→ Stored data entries
- - -

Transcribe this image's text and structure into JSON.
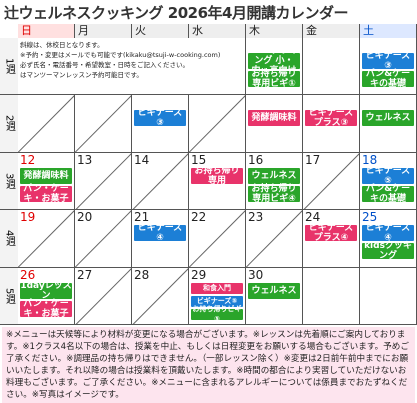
{
  "title": "辻ウェルネスクッキング 2026年4月開講カレンダー",
  "weekdays": [
    {
      "label": "日",
      "color": "#e00000"
    },
    {
      "label": "月",
      "color": "#222"
    },
    {
      "label": "火",
      "color": "#222"
    },
    {
      "label": "水",
      "color": "#222"
    },
    {
      "label": "木",
      "color": "#222"
    },
    {
      "label": "金",
      "color": "#222"
    },
    {
      "label": "土",
      "color": "#0050c8"
    }
  ],
  "weeks": [
    {
      "label": "1週",
      "cells": [
        {
          "span": 4,
          "lines": [
            "斜線は、休校日となります。",
            "※予約・変更はメールでも可能です(kikaku@tsuji-w-cooking.com)",
            "必ず氏名・電話番号・希望教室・日時をご記入ください。",
            "はマンツーマンレッスン予約可能日です。"
          ]
        },
        {
          "events": [
            {
              "text": "kidsクッキング 小・中・高向け",
              "color": "#2aa52a"
            },
            {
              "text": "お持ち帰り専用ビギ①",
              "color": "#2aa52a"
            }
          ]
        },
        {
          "events": []
        },
        {
          "events": [
            {
              "text": "ビギナーズ③",
              "color": "#1c7fd6"
            },
            {
              "text": "パン&ケーキの基礎",
              "color": "#2aa52a"
            }
          ]
        }
      ]
    },
    {
      "label": "2週",
      "cells": [
        {
          "closed": true
        },
        {
          "closed": true
        },
        {
          "events": [
            {
              "text": "ビギナーズ③",
              "color": "#1c7fd6"
            }
          ]
        },
        {
          "closed": true
        },
        {
          "events": [
            {
              "text": "発酵調味料",
              "color": "#e8336a"
            }
          ]
        },
        {
          "events": [
            {
              "text": "ビギナーズプラス③",
              "color": "#e8336a"
            }
          ]
        },
        {
          "events": [
            {
              "text": "ウェルネス",
              "color": "#2aa52a"
            }
          ]
        }
      ]
    },
    {
      "label": "3週",
      "cells": [
        {
          "date": "12",
          "events": [
            {
              "text": "発酵調味料",
              "color": "#2aa52a"
            },
            {
              "text": "パン・ケーキ・お菓子",
              "color": "#e8336a"
            }
          ]
        },
        {
          "date": "13",
          "closed": true
        },
        {
          "date": "14",
          "closed": true
        },
        {
          "date": "15",
          "events": [
            {
              "text": "お持ち帰り専用",
              "color": "#e8336a"
            }
          ]
        },
        {
          "date": "16",
          "events": [
            {
              "text": "ウェルネス",
              "color": "#2aa52a"
            },
            {
              "text": "お持ち帰り専用ビギ④",
              "color": "#2aa52a"
            }
          ]
        },
        {
          "date": "17",
          "closed": true
        },
        {
          "date": "18",
          "events": [
            {
              "text": "ビギナーズ⑤",
              "color": "#1c7fd6"
            },
            {
              "text": "パン&ケーキの基礎",
              "color": "#2aa52a"
            }
          ]
        }
      ]
    },
    {
      "label": "4週",
      "cells": [
        {
          "date": "19",
          "closed": true
        },
        {
          "date": "20",
          "closed": true
        },
        {
          "date": "21",
          "events": [
            {
              "text": "ビギナーズ④",
              "color": "#1c7fd6"
            }
          ]
        },
        {
          "date": "22",
          "closed": true
        },
        {
          "date": "23",
          "closed": true
        },
        {
          "date": "24",
          "events": [
            {
              "text": "ビギナーズプラス④",
              "color": "#e8336a"
            }
          ]
        },
        {
          "date": "25",
          "events": [
            {
              "text": "ビギナーズ④",
              "color": "#1c7fd6"
            },
            {
              "text": "kidsクッキング",
              "color": "#2aa52a"
            }
          ]
        }
      ]
    },
    {
      "label": "5週",
      "cells": [
        {
          "date": "26",
          "events": [
            {
              "text": "1dayレッスン",
              "color": "#2aa52a"
            },
            {
              "text": "パン・ケーキ・お菓子",
              "color": "#e8336a"
            }
          ]
        },
        {
          "date": "27",
          "closed": true
        },
        {
          "date": "28",
          "closed": true
        },
        {
          "date": "29",
          "events": [
            {
              "text": "和食入門",
              "color": "#e8336a"
            },
            {
              "text": "ビギナーズ⑤",
              "color": "#1c7fd6"
            },
            {
              "text": "お持ち帰りビギ⑤",
              "color": "#2aa52a"
            }
          ]
        },
        {
          "date": "30",
          "events": [
            {
              "text": "ウェルネス",
              "color": "#2aa52a"
            }
          ]
        },
        {
          "closed": false
        },
        {
          "closed": false
        }
      ]
    }
  ],
  "notes": "※メニューは天候等により材料が変更になる場合がございます。※レッスンは先着順にご案内しております。※1クラス4名以下の場合は、授業を中止、もしくは日程変更をお願いする場合もございます。予めご了承ください。※調理品の持ち帰りはできません。（一部レッスン除く）※変更は2日前午前中までにお願いいたします。それ以降の場合は授業料を頂戴いたします。※時間の都合により実習していただけないお料理もございます。ご了承ください。※メニューに含まれるアレルギーについては係員までおたずねください。※写真はイメージです。"
}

- - -

Transcribe every entry above exactly. Omit all pictures.

→ ANSWER FOR THIS EXERCISE
Transcribe this image's text and structure into JSON.
{
  "title": "辻ウェルネスクッキング 2026年4月開講カレンダー",
  "weekdays": [
    {
      "label": "日",
      "color": "#e00000"
    },
    {
      "label": "月",
      "color": "#222"
    },
    {
      "label": "火",
      "color": "#222"
    },
    {
      "label": "水",
      "color": "#222"
    },
    {
      "label": "木",
      "color": "#222"
    },
    {
      "label": "金",
      "color": "#222"
    },
    {
      "label": "土",
      "color": "#0050c8"
    }
  ],
  "weeks": [
    {
      "label": "1週",
      "cells": [
        {
          "span": 4,
          "lines": [
            "斜線は、休校日となります。",
            "※予約・変更はメールでも可能です(kikaku@tsuji-w-cooking.com)",
            "必ず氏名・電話番号・希望教室・日時をご記入ください。",
            "はマンツーマンレッスン予約可能日です。"
          ]
        },
        {
          "events": [
            {
              "text": "kidsクッキング 小・中・高向け",
              "color": "#2aa52a"
            },
            {
              "text": "お持ち帰り専用ビギ①",
              "color": "#2aa52a"
            }
          ]
        },
        {
          "events": []
        },
        {
          "events": [
            {
              "text": "ビギナーズ③",
              "color": "#1c7fd6"
            },
            {
              "text": "パン&ケーキの基礎",
              "color": "#2aa52a"
            }
          ]
        }
      ]
    },
    {
      "label": "2週",
      "cells": [
        {
          "closed": true
        },
        {
          "closed": true
        },
        {
          "events": [
            {
              "text": "ビギナーズ③",
              "color": "#1c7fd6"
            }
          ]
        },
        {
          "closed": true
        },
        {
          "events": [
            {
              "text": "発酵調味料",
              "color": "#e8336a"
            }
          ]
        },
        {
          "events": [
            {
              "text": "ビギナーズプラス③",
              "color": "#e8336a"
            }
          ]
        },
        {
          "events": [
            {
              "text": "ウェルネス",
              "color": "#2aa52a"
            }
          ]
        }
      ]
    },
    {
      "label": "3週",
      "cells": [
        {
          "date": "12",
          "events": [
            {
              "text": "発酵調味料",
              "color": "#2aa52a"
            },
            {
              "text": "パン・ケーキ・お菓子",
              "color": "#e8336a"
            }
          ]
        },
        {
          "date": "13",
          "closed": true
        },
        {
          "date": "14",
          "closed": true
        },
        {
          "date": "15",
          "events": [
            {
              "text": "お持ち帰り専用",
              "color": "#e8336a"
            }
          ]
        },
        {
          "date": "16",
          "events": [
            {
              "text": "ウェルネス",
              "color": "#2aa52a"
            },
            {
              "text": "お持ち帰り専用ビギ④",
              "color": "#2aa52a"
            }
          ]
        },
        {
          "date": "17",
          "closed": true
        },
        {
          "date": "18",
          "events": [
            {
              "text": "ビギナーズ⑤",
              "color": "#1c7fd6"
            },
            {
              "text": "パン&ケーキの基礎",
              "color": "#2aa52a"
            }
          ]
        }
      ]
    },
    {
      "label": "4週",
      "cells": [
        {
          "date": "19",
          "closed": true
        },
        {
          "date": "20",
          "closed": true
        },
        {
          "date": "21",
          "events": [
            {
              "text": "ビギナーズ④",
              "color": "#1c7fd6"
            }
          ]
        },
        {
          "date": "22",
          "closed": true
        },
        {
          "date": "23",
          "closed": true
        },
        {
          "date": "24",
          "events": [
            {
              "text": "ビギナーズプラス④",
              "color": "#e8336a"
            }
          ]
        },
        {
          "date": "25",
          "events": [
            {
              "text": "ビギナーズ④",
              "color": "#1c7fd6"
            },
            {
              "text": "kidsクッキング",
              "color": "#2aa52a"
            }
          ]
        }
      ]
    },
    {
      "label": "5週",
      "cells": [
        {
          "date": "26",
          "events": [
            {
              "text": "1dayレッスン",
              "color": "#2aa52a"
            },
            {
              "text": "パン・ケーキ・お菓子",
              "color": "#e8336a"
            }
          ]
        },
        {
          "date": "27",
          "closed": true
        },
        {
          "date": "28",
          "closed": true
        },
        {
          "date": "29",
          "events": [
            {
              "text": "和食入門",
              "color": "#e8336a"
            },
            {
              "text": "ビギナーズ⑤",
              "color": "#1c7fd6"
            },
            {
              "text": "お持ち帰りビギ⑤",
              "color": "#2aa52a"
            }
          ]
        },
        {
          "date": "30",
          "events": [
            {
              "text": "ウェルネス",
              "color": "#2aa52a"
            }
          ]
        },
        {
          "closed": false
        },
        {
          "closed": false
        }
      ]
    }
  ],
  "notes": "※メニューは天候等により材料が変更になる場合がございます。※レッスンは先着順にご案内しております。※1クラス4名以下の場合は、授業を中止、もしくは日程変更をお願いする場合もございます。予めご了承ください。※調理品の持ち帰りはできません。（一部レッスン除く）※変更は2日前午前中までにお願いいたします。それ以降の場合は授業料を頂戴いたします。※時間の都合により実習していただけないお料理もございます。ご了承ください。※メニューに含まれるアレルギーについては係員までおたずねください。※写真はイメージです。"
}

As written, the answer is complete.